## STORED DATA
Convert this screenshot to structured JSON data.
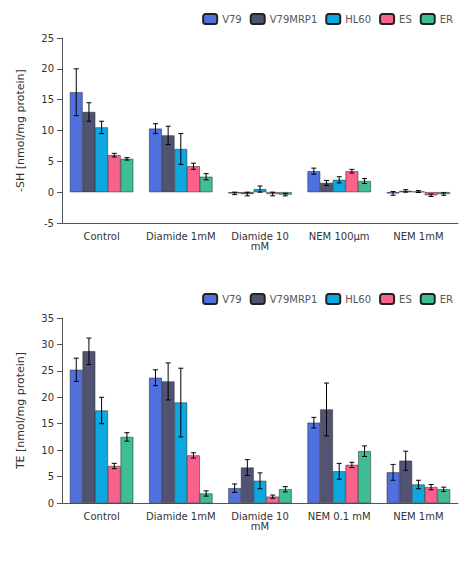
{
  "chart_data": [
    {
      "type": "bar",
      "categories": [
        "Control",
        "Diamide 1mM",
        "Diamide 10\nmM",
        "NEM 100μm",
        "NEM 1mM"
      ],
      "ylabel": "-SH [nmol/mg protein]",
      "ylim": [
        -5,
        25
      ],
      "yticks": [
        -5,
        0,
        5,
        10,
        15,
        20,
        25
      ],
      "grid": false,
      "legend": "upper right",
      "series": [
        {
          "name": "V79",
          "values": [
            16.2,
            10.3,
            -0.2,
            3.4,
            -0.2
          ],
          "errors": [
            3.8,
            0.8,
            0.2,
            0.5,
            0.3
          ]
        },
        {
          "name": "V79MRP1",
          "values": [
            13.0,
            9.2,
            -0.3,
            1.5,
            0.2
          ],
          "errors": [
            1.5,
            1.5,
            0.3,
            0.4,
            0.2
          ]
        },
        {
          "name": "HL60",
          "values": [
            10.5,
            7.0,
            0.5,
            2.0,
            0.1
          ],
          "errors": [
            1.0,
            2.5,
            0.5,
            0.5,
            0.15
          ]
        },
        {
          "name": "ES",
          "values": [
            6.0,
            4.2,
            -0.3,
            3.4,
            -0.5
          ],
          "errors": [
            0.3,
            0.5,
            0.3,
            0.3,
            0.2
          ]
        },
        {
          "name": "ER",
          "values": [
            5.4,
            2.5,
            -0.4,
            1.8,
            -0.3
          ],
          "errors": [
            0.2,
            0.5,
            0.2,
            0.4,
            0.2
          ]
        }
      ]
    },
    {
      "type": "bar",
      "categories": [
        "Control",
        "Diamide 1mM",
        "Diamide 10\nmM",
        "NEM 0.1 mM",
        "NEM 1mM"
      ],
      "ylabel": "TE [nmol/mg protein]",
      "ylim": [
        0,
        35
      ],
      "yticks": [
        0,
        5,
        10,
        15,
        20,
        25,
        30,
        35
      ],
      "grid": false,
      "legend": "upper right",
      "series": [
        {
          "name": "V79",
          "values": [
            25.2,
            23.7,
            2.8,
            15.2,
            5.8
          ],
          "errors": [
            2.2,
            1.5,
            0.8,
            1.0,
            1.5
          ]
        },
        {
          "name": "V79MRP1",
          "values": [
            28.7,
            23.0,
            6.7,
            17.7,
            8.0
          ],
          "errors": [
            2.5,
            3.5,
            1.5,
            5.0,
            1.8
          ]
        },
        {
          "name": "HL60",
          "values": [
            17.5,
            19.0,
            4.2,
            6.0,
            3.5
          ],
          "errors": [
            2.5,
            6.5,
            1.5,
            1.5,
            0.8
          ]
        },
        {
          "name": "ES",
          "values": [
            7.0,
            9.0,
            1.2,
            7.2,
            3.0
          ],
          "errors": [
            0.5,
            0.5,
            0.3,
            0.5,
            0.5
          ]
        },
        {
          "name": "ER",
          "values": [
            12.5,
            1.8,
            2.6,
            9.8,
            2.6
          ],
          "errors": [
            0.8,
            0.5,
            0.5,
            1.0,
            0.4
          ]
        }
      ]
    }
  ]
}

## WORK REQUIRED
Omit the pictures, then quote the rest of the material above exactly.

## TASK RESULT
Convert this screenshot to structured JSON data.
{
  "chart_data": [
    {
      "type": "bar",
      "categories": [
        "Control",
        "Diamide 1mM",
        "Diamide 10\nmM",
        "NEM 100μm",
        "NEM 1mM"
      ],
      "ylabel": "-SH [nmol/mg protein]",
      "ylim": [
        -5,
        25
      ],
      "yticks": [
        -5,
        0,
        5,
        10,
        15,
        20,
        25
      ],
      "grid": false,
      "legend": "upper right",
      "series": [
        {
          "name": "V79",
          "values": [
            16.2,
            10.3,
            -0.2,
            3.4,
            -0.2
          ],
          "errors": [
            3.8,
            0.8,
            0.2,
            0.5,
            0.3
          ]
        },
        {
          "name": "V79MRP1",
          "values": [
            13.0,
            9.2,
            -0.3,
            1.5,
            0.2
          ],
          "errors": [
            1.5,
            1.5,
            0.3,
            0.4,
            0.2
          ]
        },
        {
          "name": "HL60",
          "values": [
            10.5,
            7.0,
            0.5,
            2.0,
            0.1
          ],
          "errors": [
            1.0,
            2.5,
            0.5,
            0.5,
            0.15
          ]
        },
        {
          "name": "ES",
          "values": [
            6.0,
            4.2,
            -0.3,
            3.4,
            -0.5
          ],
          "errors": [
            0.3,
            0.5,
            0.3,
            0.3,
            0.2
          ]
        },
        {
          "name": "ER",
          "values": [
            5.4,
            2.5,
            -0.4,
            1.8,
            -0.3
          ],
          "errors": [
            0.2,
            0.5,
            0.2,
            0.4,
            0.2
          ]
        }
      ]
    },
    {
      "type": "bar",
      "categories": [
        "Control",
        "Diamide 1mM",
        "Diamide 10\nmM",
        "NEM 0.1 mM",
        "NEM 1mM"
      ],
      "ylabel": "TE [nmol/mg protein]",
      "ylim": [
        0,
        35
      ],
      "yticks": [
        0,
        5,
        10,
        15,
        20,
        25,
        30,
        35
      ],
      "grid": false,
      "legend": "upper right",
      "series": [
        {
          "name": "V79",
          "values": [
            25.2,
            23.7,
            2.8,
            15.2,
            5.8
          ],
          "errors": [
            2.2,
            1.5,
            0.8,
            1.0,
            1.5
          ]
        },
        {
          "name": "V79MRP1",
          "values": [
            28.7,
            23.0,
            6.7,
            17.7,
            8.0
          ],
          "errors": [
            2.5,
            3.5,
            1.5,
            5.0,
            1.8
          ]
        },
        {
          "name": "HL60",
          "values": [
            17.5,
            19.0,
            4.2,
            6.0,
            3.5
          ],
          "errors": [
            2.5,
            6.5,
            1.5,
            1.5,
            0.8
          ]
        },
        {
          "name": "ES",
          "values": [
            7.0,
            9.0,
            1.2,
            7.2,
            3.0
          ],
          "errors": [
            0.5,
            0.5,
            0.3,
            0.5,
            0.5
          ]
        },
        {
          "name": "ER",
          "values": [
            12.5,
            1.8,
            2.6,
            9.8,
            2.6
          ],
          "errors": [
            0.8,
            0.5,
            0.5,
            1.0,
            0.4
          ]
        }
      ]
    }
  ]
}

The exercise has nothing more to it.